QUOTED TEXT |
+---+

Watch!: After years of roles such as your Tony Award-winning emcee in Broadway’s Cabaret and the coke-snorting Billie Blaikie on The L Word, has it begun to feel more normal to play normal on The Good Wife?
Alan Cumming: At first I thought, “I don’t get this Eli Gold. We have nothing
in common.” But he’s not normal—he’s a swirling mass of contradictions!
So when I look in the mirror I see “Eli, boring man in a suit,” but when I’m playing him I feel he’s quite insane. I don’t know whether that means that I’m insane and filter everything through my own insanity or what.
Watch!: What would Eli think of Alan Cumming?
Alan: He’d think I was a bit of a wild card, a liability. But then he’d figure
out how to make me useful. Like, maybe I could endorse Peter [Florrick, the state attorney played by Chris Noth whose campaigns Gold manages] if Peter wanted to go after the gay vote.
Watch!: Last year, Eli had a flirtation with a character played by America Ferrera. Will she be back?
Alan: There’s going to be more romance for Eli this year, but I don’t know if it’s her. I have heard that he’s going to have a “type” that he likes.
Watch!: On your website, alancumming.com, there’s a photo of you getting a little action from Miss Cloris Leachman. Explain.

+---+

TO-DO LIST |
**A.** In the Alan Cumming interview, what role won him a Tony Award?
**B.** Shorten the paragraph in the Alan Cumming interview that begins "There's going to be more romance" to a single sentence that keeps its main facts.
**C.** Return the passage of the Alan Cumming interview from "Alan: He’d think" to "Cloris Leachman. Explain.", copied word for word.

DATA BLOCK |
+---+

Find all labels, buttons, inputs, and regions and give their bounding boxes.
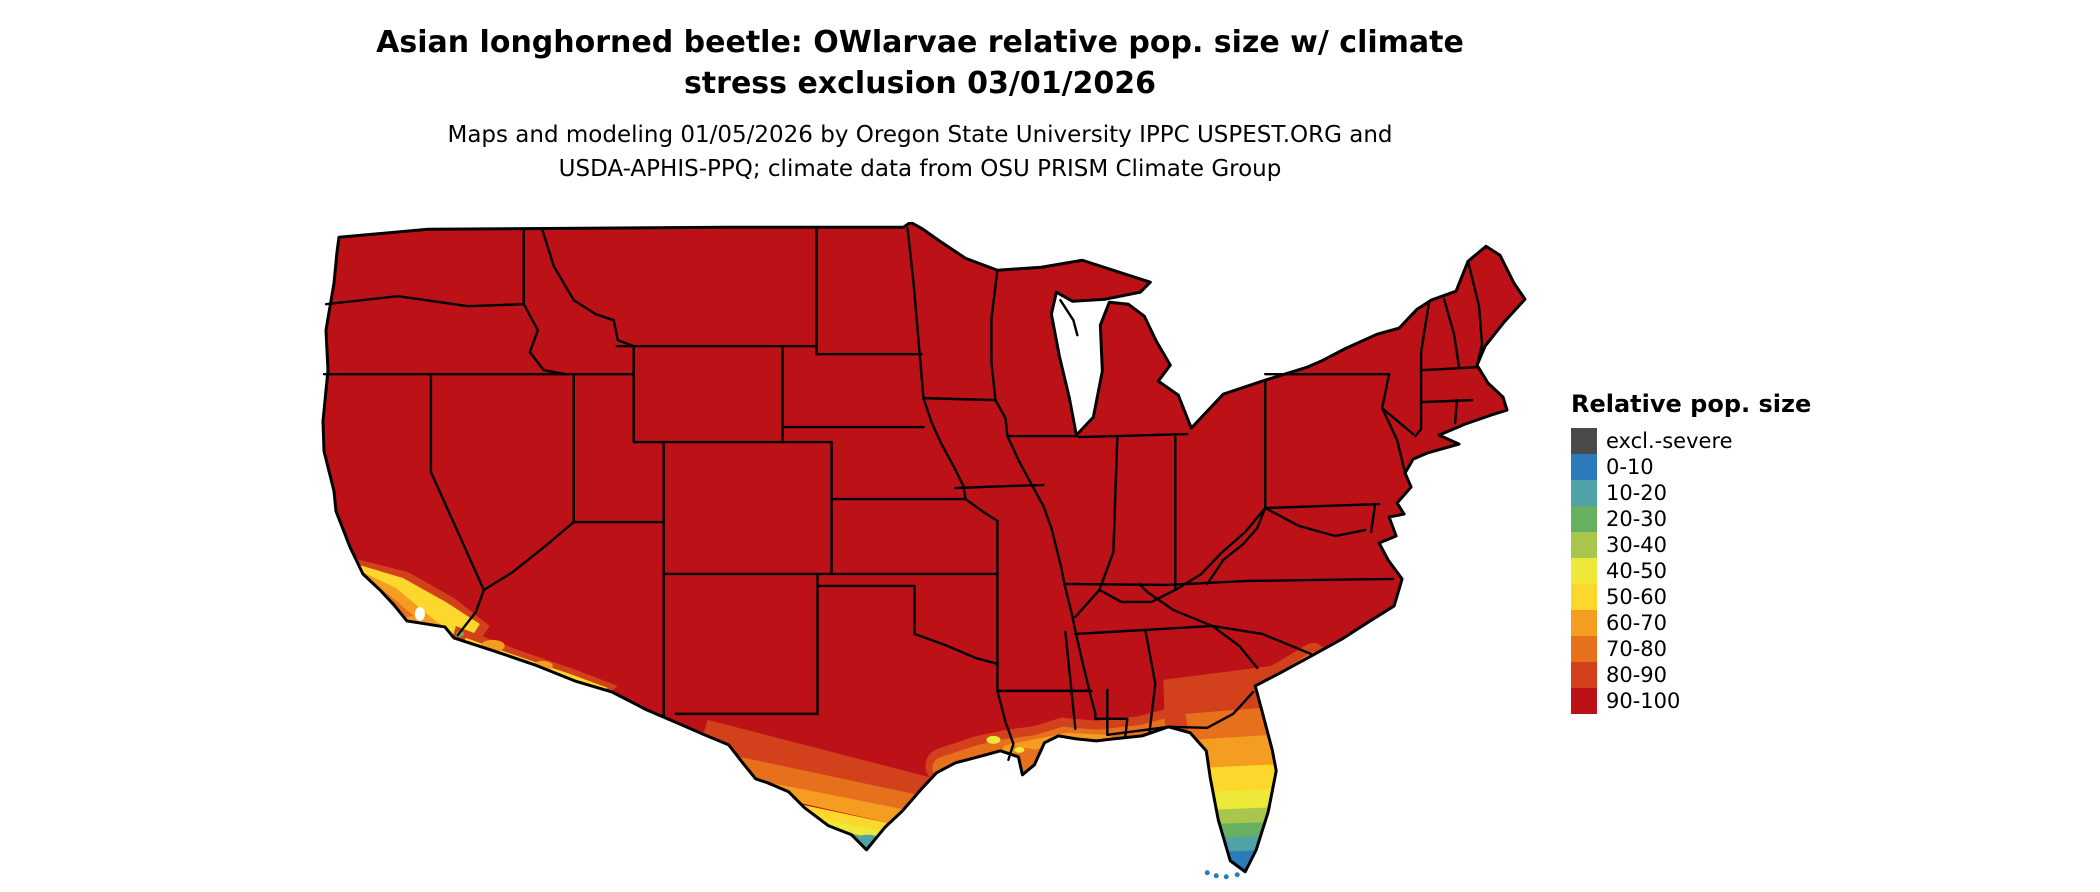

+---+

ANSWER SET |
**A.** The emcee in Broadway's Cabaret.

**B.** Cumming says Eli will have more romance this year, though he doesn't know whether it will be with America Ferrera's character, and he has heard Eli will have a "type" he likes.

**C.**
Alan: He’d think I was a bit of a wild card, a liability. But then he’d figure
out how to make me useful. Like, maybe I could endorse Peter [Florrick, the state attorney played by Chris Noth whose campaigns Gold manages] if Peter wanted to go after the gay vote.
Watch!: Last year, Eli had a flirtation with a character played by America Ferrera. Will she be back?
Alan: There’s going to be more romance for Eli this year, but I don’t know if it’s her. I have heard that he’s going to have a “type” that he likes.
Watch!: On your website, alancumming.com, there’s a photo of you getting a little action from Miss Cloris Leachman. Explain.